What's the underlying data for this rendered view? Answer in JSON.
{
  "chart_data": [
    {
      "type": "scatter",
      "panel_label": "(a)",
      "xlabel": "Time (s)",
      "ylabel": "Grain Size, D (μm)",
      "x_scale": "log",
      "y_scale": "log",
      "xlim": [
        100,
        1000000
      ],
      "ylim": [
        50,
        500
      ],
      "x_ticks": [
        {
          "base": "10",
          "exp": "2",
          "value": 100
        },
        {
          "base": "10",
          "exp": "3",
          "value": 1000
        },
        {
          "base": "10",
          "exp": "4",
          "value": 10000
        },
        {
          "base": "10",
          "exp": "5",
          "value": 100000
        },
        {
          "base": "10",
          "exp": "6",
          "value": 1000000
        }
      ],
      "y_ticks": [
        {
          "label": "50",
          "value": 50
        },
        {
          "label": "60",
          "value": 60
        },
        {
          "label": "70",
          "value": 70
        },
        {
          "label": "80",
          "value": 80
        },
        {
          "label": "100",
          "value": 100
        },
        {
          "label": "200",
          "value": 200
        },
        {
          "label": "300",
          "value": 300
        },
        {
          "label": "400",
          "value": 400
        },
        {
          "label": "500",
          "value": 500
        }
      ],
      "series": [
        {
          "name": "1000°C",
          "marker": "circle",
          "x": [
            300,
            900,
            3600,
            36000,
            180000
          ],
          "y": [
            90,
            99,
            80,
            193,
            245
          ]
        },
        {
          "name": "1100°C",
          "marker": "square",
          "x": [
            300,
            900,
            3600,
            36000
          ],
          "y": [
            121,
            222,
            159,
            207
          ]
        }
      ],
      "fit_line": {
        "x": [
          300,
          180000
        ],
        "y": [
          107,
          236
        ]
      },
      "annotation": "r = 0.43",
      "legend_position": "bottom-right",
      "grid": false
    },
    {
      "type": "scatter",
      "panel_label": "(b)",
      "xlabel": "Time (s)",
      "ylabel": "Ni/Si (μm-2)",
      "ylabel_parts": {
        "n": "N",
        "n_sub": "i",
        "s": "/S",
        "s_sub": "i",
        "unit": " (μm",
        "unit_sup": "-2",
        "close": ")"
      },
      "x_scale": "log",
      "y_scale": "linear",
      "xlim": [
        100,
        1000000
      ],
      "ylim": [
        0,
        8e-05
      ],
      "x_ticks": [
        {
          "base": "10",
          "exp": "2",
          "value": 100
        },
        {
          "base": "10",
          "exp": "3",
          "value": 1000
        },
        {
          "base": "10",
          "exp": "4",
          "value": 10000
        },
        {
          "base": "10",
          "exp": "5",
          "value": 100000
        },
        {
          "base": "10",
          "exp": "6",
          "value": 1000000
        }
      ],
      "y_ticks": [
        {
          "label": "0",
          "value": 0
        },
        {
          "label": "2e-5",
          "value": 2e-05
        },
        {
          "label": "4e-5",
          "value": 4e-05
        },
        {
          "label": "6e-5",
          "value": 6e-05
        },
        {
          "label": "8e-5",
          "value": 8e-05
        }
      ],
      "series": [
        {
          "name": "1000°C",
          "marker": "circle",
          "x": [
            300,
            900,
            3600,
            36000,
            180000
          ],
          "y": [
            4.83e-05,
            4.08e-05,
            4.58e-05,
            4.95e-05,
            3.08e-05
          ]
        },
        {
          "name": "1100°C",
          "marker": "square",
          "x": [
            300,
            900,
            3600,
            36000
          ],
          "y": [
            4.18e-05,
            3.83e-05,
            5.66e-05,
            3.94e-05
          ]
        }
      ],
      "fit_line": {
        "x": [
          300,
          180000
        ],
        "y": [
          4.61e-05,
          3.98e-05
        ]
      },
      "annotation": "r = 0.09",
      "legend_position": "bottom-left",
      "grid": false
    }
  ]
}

#####

▸ STATED GOAL
Would you reproduce the material above in full, exactly as given?

▸ FINISHED TASK
What's the underlying data for this rendered view? Answer in JSON.
{
  "chart_data": [
    {
      "type": "scatter",
      "panel_label": "(a)",
      "xlabel": "Time (s)",
      "ylabel": "Grain Size, D (μm)",
      "x_scale": "log",
      "y_scale": "log",
      "xlim": [
        100,
        1000000
      ],
      "ylim": [
        50,
        500
      ],
      "x_ticks": [
        {
          "base": "10",
          "exp": "2",
          "value": 100
        },
        {
          "base": "10",
          "exp": "3",
          "value": 1000
        },
        {
          "base": "10",
          "exp": "4",
          "value": 10000
        },
        {
          "base": "10",
          "exp": "5",
          "value": 100000
        },
        {
          "base": "10",
          "exp": "6",
          "value": 1000000
        }
      ],
      "y_ticks": [
        {
          "label": "50",
          "value": 50
        },
        {
          "label": "60",
          "value": 60
        },
        {
          "label": "70",
          "value": 70
        },
        {
          "label": "80",
          "value": 80
        },
        {
          "label": "100",
          "value": 100
        },
        {
          "label": "200",
          "value": 200
        },
        {
          "label": "300",
          "value": 300
        },
        {
          "label": "400",
          "value": 400
        },
        {
          "label": "500",
          "value": 500
        }
      ],
      "series": [
        {
          "name": "1000°C",
          "marker": "circle",
          "x": [
            300,
            900,
            3600,
            36000,
            180000
          ],
          "y": [
            90,
            99,
            80,
            193,
            245
          ]
        },
        {
          "name": "1100°C",
          "marker": "square",
          "x": [
            300,
            900,
            3600,
            36000
          ],
          "y": [
            121,
            222,
            159,
            207
          ]
        }
      ],
      "fit_line": {
        "x": [
          300,
          180000
        ],
        "y": [
          107,
          236
        ]
      },
      "annotation": "r = 0.43",
      "legend_position": "bottom-right",
      "grid": false
    },
    {
      "type": "scatter",
      "panel_label": "(b)",
      "xlabel": "Time (s)",
      "ylabel": "Ni/Si (μm-2)",
      "ylabel_parts": {
        "n": "N",
        "n_sub": "i",
        "s": "/S",
        "s_sub": "i",
        "unit": " (μm",
        "unit_sup": "-2",
        "close": ")"
      },
      "x_scale": "log",
      "y_scale": "linear",
      "xlim": [
        100,
        1000000
      ],
      "ylim": [
        0,
        8e-05
      ],
      "x_ticks": [
        {
          "base": "10",
          "exp": "2",
          "value": 100
        },
        {
          "base": "10",
          "exp": "3",
          "value": 1000
        },
        {
          "base": "10",
          "exp": "4",
          "value": 10000
        },
        {
          "base": "10",
          "exp": "5",
          "value": 100000
        },
        {
          "base": "10",
          "exp": "6",
          "value": 1000000
        }
      ],
      "y_ticks": [
        {
          "label": "0",
          "value": 0
        },
        {
          "label": "2e-5",
          "value": 2e-05
        },
        {
          "label": "4e-5",
          "value": 4e-05
        },
        {
          "label": "6e-5",
          "value": 6e-05
        },
        {
          "label": "8e-5",
          "value": 8e-05
        }
      ],
      "series": [
        {
          "name": "1000°C",
          "marker": "circle",
          "x": [
            300,
            900,
            3600,
            36000,
            180000
          ],
          "y": [
            4.83e-05,
            4.08e-05,
            4.58e-05,
            4.95e-05,
            3.08e-05
          ]
        },
        {
          "name": "1100°C",
          "marker": "square",
          "x": [
            300,
            900,
            3600,
            36000
          ],
          "y": [
            4.18e-05,
            3.83e-05,
            5.66e-05,
            3.94e-05
          ]
        }
      ],
      "fit_line": {
        "x": [
          300,
          180000
        ],
        "y": [
          4.61e-05,
          3.98e-05
        ]
      },
      "annotation": "r = 0.09",
      "legend_position": "bottom-left",
      "grid": false
    }
  ]
}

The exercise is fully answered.